| Exercise task |
Identify every line containing the word "difh" and reproduce each one.

(Stored records)
—————
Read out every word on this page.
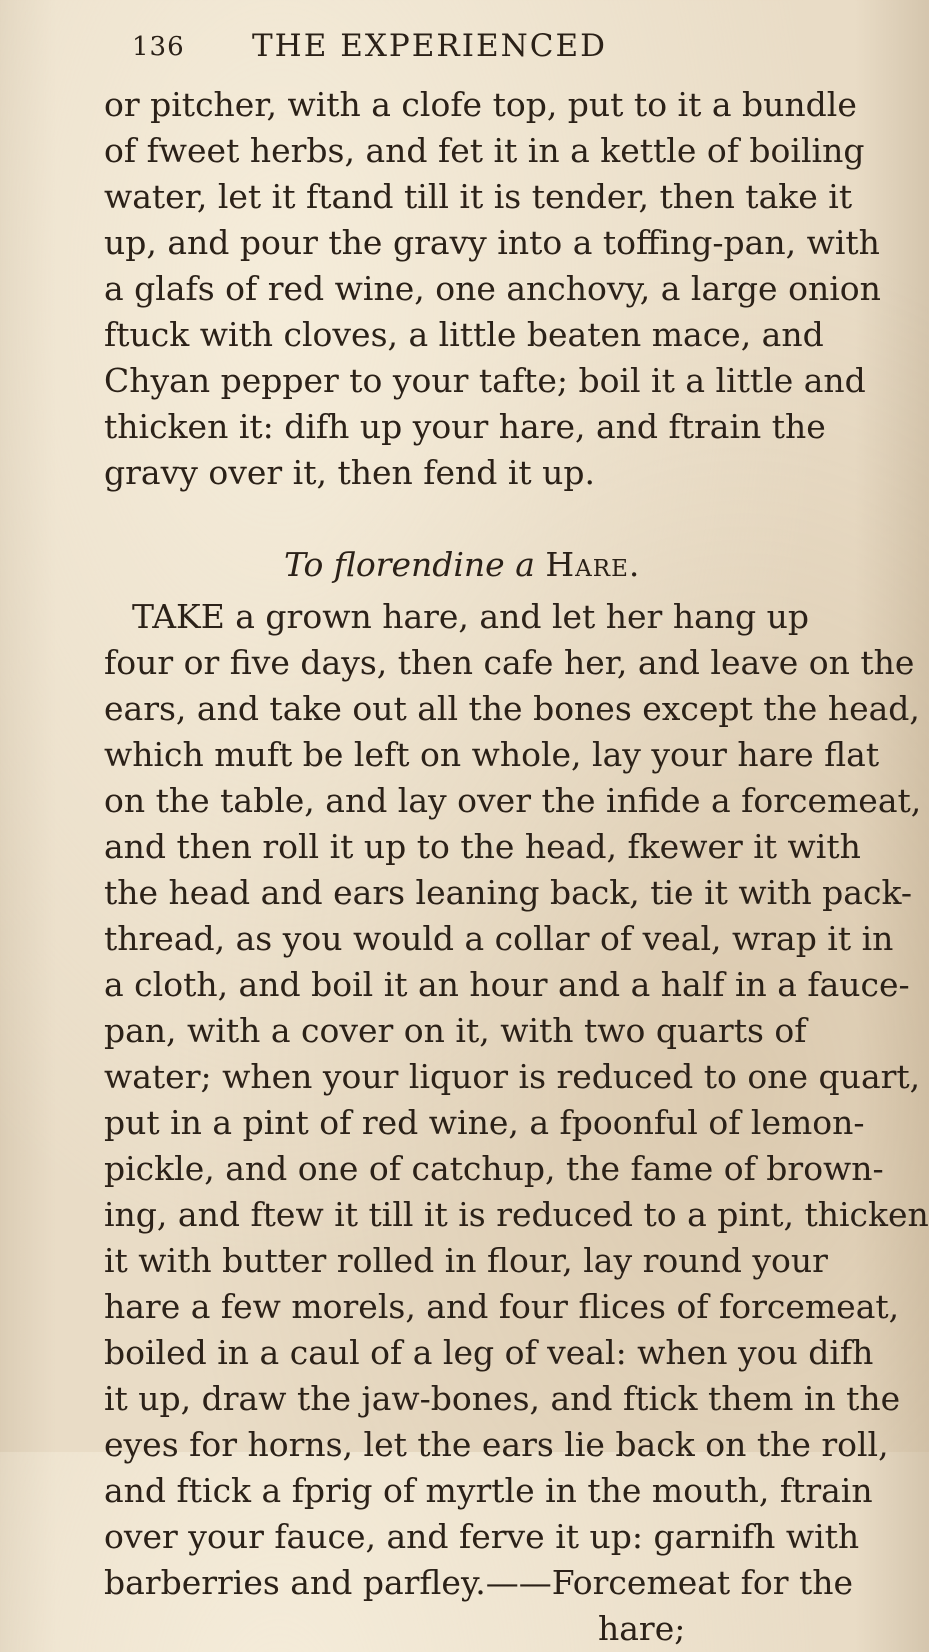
136 THE EXPERIENCED
or pitcher, with a clofe top, put to it a bundle
of fweet herbs, and fet it in a kettle of boiling
water, let it ftand till it is tender, then take it
up, and pour the gravy into a toffing-pan, with
a glafs of red wine, one anchovy, a large onion
ftuck with cloves, a little beaten mace, and
Chyan pepper to your tafte; boil it a little and
thicken it: difh up your hare, and ftrain the
gravy over it, then fend it up.
To florendine a Hare.
TAKE a grown hare, and let her hang up
four or five days, then cafe her, and leave on the
ears, and take out all the bones except the head,
which muft be left on whole, lay your hare flat
on the table, and lay over the infide a forcemeat,
and then roll it up to the head, fkewer it with
the head and ears leaning back, tie it with pack-
thread, as you would a collar of veal, wrap it in
a cloth, and boil it an hour and a half in a fauce-
pan, with a cover on it, with two quarts of
water; when your liquor is reduced to one quart,
put in a pint of red wine, a fpoonful of lemon-
pickle, and one of catchup, the fame of brown-
ing, and ftew it till it is reduced to a pint, thicken
it with butter rolled in flour, lay round your
hare a few morels, and four flices of forcemeat,
boiled in a caul of a leg of veal: when you difh
it up, draw the jaw-bones, and ftick them in the
eyes for horns, let the ears lie back on the roll,
and ftick a fprig of myrtle in the mouth, ftrain
over your fauce, and ferve it up: garnifh with
barberries and parfley.——Forcemeat for the
hare;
—————
| Complete output |
thicken it: difh up your hare, and ftrain the
boiled in a caul of a leg of veal: when you difh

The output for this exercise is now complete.